Goal
All of the data must be printed exactly; please include every line.

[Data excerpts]

────────────────────

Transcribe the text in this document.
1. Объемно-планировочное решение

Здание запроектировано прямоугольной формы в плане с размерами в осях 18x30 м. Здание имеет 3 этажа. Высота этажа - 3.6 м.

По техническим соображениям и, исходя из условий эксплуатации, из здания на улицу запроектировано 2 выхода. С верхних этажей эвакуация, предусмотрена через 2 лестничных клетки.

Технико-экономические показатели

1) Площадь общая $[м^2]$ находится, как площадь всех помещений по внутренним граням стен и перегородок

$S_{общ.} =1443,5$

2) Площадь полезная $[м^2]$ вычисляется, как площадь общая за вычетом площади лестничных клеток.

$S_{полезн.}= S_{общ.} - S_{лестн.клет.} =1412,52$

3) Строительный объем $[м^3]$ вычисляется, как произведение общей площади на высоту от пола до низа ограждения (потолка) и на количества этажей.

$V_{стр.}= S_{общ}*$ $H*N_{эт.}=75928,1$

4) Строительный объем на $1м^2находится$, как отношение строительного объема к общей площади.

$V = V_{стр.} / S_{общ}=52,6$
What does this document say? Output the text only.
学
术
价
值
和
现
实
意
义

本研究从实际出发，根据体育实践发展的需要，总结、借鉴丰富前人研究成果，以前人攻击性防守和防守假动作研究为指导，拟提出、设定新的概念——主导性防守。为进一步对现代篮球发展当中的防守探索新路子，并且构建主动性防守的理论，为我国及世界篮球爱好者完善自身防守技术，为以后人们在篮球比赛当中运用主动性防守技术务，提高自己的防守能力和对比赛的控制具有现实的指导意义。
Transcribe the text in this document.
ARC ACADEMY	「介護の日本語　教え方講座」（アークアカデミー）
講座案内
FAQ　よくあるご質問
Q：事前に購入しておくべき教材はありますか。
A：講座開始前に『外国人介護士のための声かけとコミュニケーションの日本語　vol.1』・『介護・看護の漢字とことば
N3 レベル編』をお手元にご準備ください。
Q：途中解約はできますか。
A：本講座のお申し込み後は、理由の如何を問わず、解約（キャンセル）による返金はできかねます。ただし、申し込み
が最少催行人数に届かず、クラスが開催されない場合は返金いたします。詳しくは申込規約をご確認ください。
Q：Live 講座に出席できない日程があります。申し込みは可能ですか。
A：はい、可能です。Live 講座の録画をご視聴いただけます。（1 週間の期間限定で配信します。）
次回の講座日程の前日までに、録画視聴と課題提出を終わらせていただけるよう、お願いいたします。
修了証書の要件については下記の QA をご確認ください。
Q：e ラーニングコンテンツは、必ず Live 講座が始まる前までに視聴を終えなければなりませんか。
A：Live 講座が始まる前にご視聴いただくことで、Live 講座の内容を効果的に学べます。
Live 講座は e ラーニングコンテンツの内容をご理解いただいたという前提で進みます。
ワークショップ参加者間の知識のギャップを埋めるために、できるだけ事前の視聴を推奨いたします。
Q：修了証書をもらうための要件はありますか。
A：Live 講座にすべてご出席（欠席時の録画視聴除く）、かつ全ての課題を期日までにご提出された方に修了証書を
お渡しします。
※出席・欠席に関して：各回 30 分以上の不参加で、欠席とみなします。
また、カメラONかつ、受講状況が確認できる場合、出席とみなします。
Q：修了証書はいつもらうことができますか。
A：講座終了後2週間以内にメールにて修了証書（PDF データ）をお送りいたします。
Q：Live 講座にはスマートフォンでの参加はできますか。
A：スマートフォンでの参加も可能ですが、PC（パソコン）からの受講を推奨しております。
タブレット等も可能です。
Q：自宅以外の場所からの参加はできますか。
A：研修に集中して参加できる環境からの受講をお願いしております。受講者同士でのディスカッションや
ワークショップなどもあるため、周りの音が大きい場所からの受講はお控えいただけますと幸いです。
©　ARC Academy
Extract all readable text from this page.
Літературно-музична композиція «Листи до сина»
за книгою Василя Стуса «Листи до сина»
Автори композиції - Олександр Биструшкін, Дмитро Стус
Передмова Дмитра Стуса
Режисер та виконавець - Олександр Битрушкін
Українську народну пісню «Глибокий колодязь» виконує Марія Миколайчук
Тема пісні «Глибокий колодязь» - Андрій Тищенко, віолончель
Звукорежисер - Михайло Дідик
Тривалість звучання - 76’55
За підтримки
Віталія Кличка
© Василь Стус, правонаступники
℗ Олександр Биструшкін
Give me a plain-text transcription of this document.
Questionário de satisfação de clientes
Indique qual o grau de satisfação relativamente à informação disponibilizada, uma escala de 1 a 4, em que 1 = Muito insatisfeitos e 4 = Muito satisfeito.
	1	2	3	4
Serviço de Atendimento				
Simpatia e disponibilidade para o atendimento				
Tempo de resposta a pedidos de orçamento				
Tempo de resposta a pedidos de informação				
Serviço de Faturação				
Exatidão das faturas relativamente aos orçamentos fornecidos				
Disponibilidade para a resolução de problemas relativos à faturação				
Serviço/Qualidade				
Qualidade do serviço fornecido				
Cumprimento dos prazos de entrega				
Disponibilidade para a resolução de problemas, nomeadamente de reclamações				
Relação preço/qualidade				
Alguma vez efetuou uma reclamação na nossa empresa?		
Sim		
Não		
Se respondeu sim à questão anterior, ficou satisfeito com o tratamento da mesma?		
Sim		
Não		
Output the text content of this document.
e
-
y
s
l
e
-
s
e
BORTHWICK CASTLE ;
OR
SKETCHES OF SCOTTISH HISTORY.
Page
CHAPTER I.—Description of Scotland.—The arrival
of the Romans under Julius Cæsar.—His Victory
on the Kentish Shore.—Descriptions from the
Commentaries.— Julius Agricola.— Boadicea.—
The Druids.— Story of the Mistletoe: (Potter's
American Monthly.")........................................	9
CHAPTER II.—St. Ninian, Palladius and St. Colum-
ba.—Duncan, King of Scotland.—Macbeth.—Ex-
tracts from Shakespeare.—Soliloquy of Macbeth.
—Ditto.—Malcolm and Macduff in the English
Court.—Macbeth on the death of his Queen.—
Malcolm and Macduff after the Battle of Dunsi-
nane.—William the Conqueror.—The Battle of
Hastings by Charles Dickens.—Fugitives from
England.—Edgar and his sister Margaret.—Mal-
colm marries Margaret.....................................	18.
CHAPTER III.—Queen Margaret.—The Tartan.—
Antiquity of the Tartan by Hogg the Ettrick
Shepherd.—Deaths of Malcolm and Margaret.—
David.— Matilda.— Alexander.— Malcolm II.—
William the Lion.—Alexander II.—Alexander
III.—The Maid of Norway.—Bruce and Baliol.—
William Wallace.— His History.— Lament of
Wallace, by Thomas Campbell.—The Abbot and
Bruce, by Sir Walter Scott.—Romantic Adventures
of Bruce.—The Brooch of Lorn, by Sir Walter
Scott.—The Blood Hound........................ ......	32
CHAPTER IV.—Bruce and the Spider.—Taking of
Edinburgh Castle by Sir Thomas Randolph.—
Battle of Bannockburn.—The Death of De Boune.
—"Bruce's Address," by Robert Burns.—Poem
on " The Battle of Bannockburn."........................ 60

────────────────────

Exercise solution
Transcribe the text in this document.
1. Объемно-планировочное решение

Здание запроектировано прямоугольной формы в плане с размерами в осях 18x30 м. Здание имеет 3 этажа. Высота этажа - 3.6 м.

По техническим соображениям и, исходя из условий эксплуатации, из здания на улицу запроектировано 2 выхода. С верхних этажей эвакуация, предусмотрена через 2 лестничных клетки.

Технико-экономические показатели

1) Площадь общая $[м^2]$ находится, как площадь всех помещений по внутренним граням стен и перегородок

$S_{общ.} =1443,5$

2) Площадь полезная $[м^2]$ вычисляется, как площадь общая за вычетом площади лестничных клеток.

$S_{полезн.}= S_{общ.} - S_{лестн.клет.} =1412,52$

3) Строительный объем $[м^3]$ вычисляется, как произведение общей площади на высоту от пола до низа ограждения (потолка) и на количества этажей.

$V_{стр.}= S_{общ}*$ $H*N_{эт.}=75928,1$

4) Строительный объем на $1м^2находится$, как отношение строительного объема к общей площади.

$V = V_{стр.} / S_{общ}=52,6$
What does this document say? Output the text only.
学
术
价
值
和
现
实
意
义

本研究从实际出发，根据体育实践发展的需要，总结、借鉴丰富前人研究成果，以前人攻击性防守和防守假动作研究为指导，拟提出、设定新的概念——主导性防守。为进一步对现代篮球发展当中的防守探索新路子，并且构建主动性防守的理论，为我国及世界篮球爱好者完善自身防守技术，为以后人们在篮球比赛当中运用主动性防守技术务，提高自己的防守能力和对比赛的控制具有现实的指导意义。
Transcribe the text in this document.
ARC ACADEMY	「介護の日本語　教え方講座」（アークアカデミー）
講座案内
FAQ　よくあるご質問
Q：事前に購入しておくべき教材はありますか。
A：講座開始前に『外国人介護士のための声かけとコミュニケーションの日本語　vol.1』・『介護・看護の漢字とことば
N3 レベル編』をお手元にご準備ください。
Q：途中解約はできますか。
A：本講座のお申し込み後は、理由の如何を問わず、解約（キャンセル）による返金はできかねます。ただし、申し込み
が最少催行人数に届かず、クラスが開催されない場合は返金いたします。詳しくは申込規約をご確認ください。
Q：Live 講座に出席できない日程があります。申し込みは可能ですか。
A：はい、可能です。Live 講座の録画をご視聴いただけます。（1 週間の期間限定で配信します。）
次回の講座日程の前日までに、録画視聴と課題提出を終わらせていただけるよう、お願いいたします。
修了証書の要件については下記の QA をご確認ください。
Q：e ラーニングコンテンツは、必ず Live 講座が始まる前までに視聴を終えなければなりませんか。
A：Live 講座が始まる前にご視聴いただくことで、Live 講座の内容を効果的に学べます。
Live 講座は e ラーニングコンテンツの内容をご理解いただいたという前提で進みます。
ワークショップ参加者間の知識のギャップを埋めるために、できるだけ事前の視聴を推奨いたします。
Q：修了証書をもらうための要件はありますか。
A：Live 講座にすべてご出席（欠席時の録画視聴除く）、かつ全ての課題を期日までにご提出された方に修了証書を
お渡しします。
※出席・欠席に関して：各回 30 分以上の不参加で、欠席とみなします。
また、カメラONかつ、受講状況が確認できる場合、出席とみなします。
Q：修了証書はいつもらうことができますか。
A：講座終了後2週間以内にメールにて修了証書（PDF データ）をお送りいたします。
Q：Live 講座にはスマートフォンでの参加はできますか。
A：スマートフォンでの参加も可能ですが、PC（パソコン）からの受講を推奨しております。
タブレット等も可能です。
Q：自宅以外の場所からの参加はできますか。
A：研修に集中して参加できる環境からの受講をお願いしております。受講者同士でのディスカッションや
ワークショップなどもあるため、周りの音が大きい場所からの受講はお控えいただけますと幸いです。
©　ARC Academy
Extract all readable text from this page.
Літературно-музична композиція «Листи до сина»
за книгою Василя Стуса «Листи до сина»
Автори композиції - Олександр Биструшкін, Дмитро Стус
Передмова Дмитра Стуса
Режисер та виконавець - Олександр Битрушкін
Українську народну пісню «Глибокий колодязь» виконує Марія Миколайчук
Тема пісні «Глибокий колодязь» - Андрій Тищенко, віолончель
Звукорежисер - Михайло Дідик
Тривалість звучання - 76’55
За підтримки
Віталія Кличка
© Василь Стус, правонаступники
℗ Олександр Биструшкін
Give me a plain-text transcription of this document.
Questionário de satisfação de clientes
Indique qual o grau de satisfação relativamente à informação disponibilizada, uma escala de 1 a 4, em que 1 = Muito insatisfeitos e 4 = Muito satisfeito.
	1	2	3	4
Serviço de Atendimento				
Simpatia e disponibilidade para o atendimento				
Tempo de resposta a pedidos de orçamento				
Tempo de resposta a pedidos de informação				
Serviço de Faturação				
Exatidão das faturas relativamente aos orçamentos fornecidos				
Disponibilidade para a resolução de problemas relativos à faturação				
Serviço/Qualidade				
Qualidade do serviço fornecido				
Cumprimento dos prazos de entrega				
Disponibilidade para a resolução de problemas, nomeadamente de reclamações				
Relação preço/qualidade				
Alguma vez efetuou uma reclamação na nossa empresa?		
Sim		
Não		
Se respondeu sim à questão anterior, ficou satisfeito com o tratamento da mesma?		
Sim		
Não		
Output the text content of this document.
e
-
y
s
l
e
-
s
e
BORTHWICK CASTLE ;
OR
SKETCHES OF SCOTTISH HISTORY.
Page
CHAPTER I.—Description of Scotland.—The arrival
of the Romans under Julius Cæsar.—His Victory
on the Kentish Shore.—Descriptions from the
Commentaries.— Julius Agricola.— Boadicea.—
The Druids.— Story of the Mistletoe: (Potter's
American Monthly.")........................................	9
CHAPTER II.—St. Ninian, Palladius and St. Colum-
ba.—Duncan, King of Scotland.—Macbeth.—Ex-
tracts from Shakespeare.—Soliloquy of Macbeth.
—Ditto.—Malcolm and Macduff in the English
Court.—Macbeth on the death of his Queen.—
Malcolm and Macduff after the Battle of Dunsi-
nane.—William the Conqueror.—The Battle of
Hastings by Charles Dickens.—Fugitives from
England.—Edgar and his sister Margaret.—Mal-
colm marries Margaret.....................................	18.
CHAPTER III.—Queen Margaret.—The Tartan.—
Antiquity of the Tartan by Hogg the Ettrick
Shepherd.—Deaths of Malcolm and Margaret.—
David.— Matilda.— Alexander.— Malcolm II.—
William the Lion.—Alexander II.—Alexander
III.—The Maid of Norway.—Bruce and Baliol.—
William Wallace.— His History.— Lament of
Wallace, by Thomas Campbell.—The Abbot and
Bruce, by Sir Walter Scott.—Romantic Adventures
of Bruce.—The Brooch of Lorn, by Sir Walter
Scott.—The Blood Hound........................ ......	32
CHAPTER IV.—Bruce and the Spider.—Taking of
Edinburgh Castle by Sir Thomas Randolph.—
Battle of Bannockburn.—The Death of De Boune.
—"Bruce's Address," by Robert Burns.—Poem
on " The Battle of Bannockburn."........................ 60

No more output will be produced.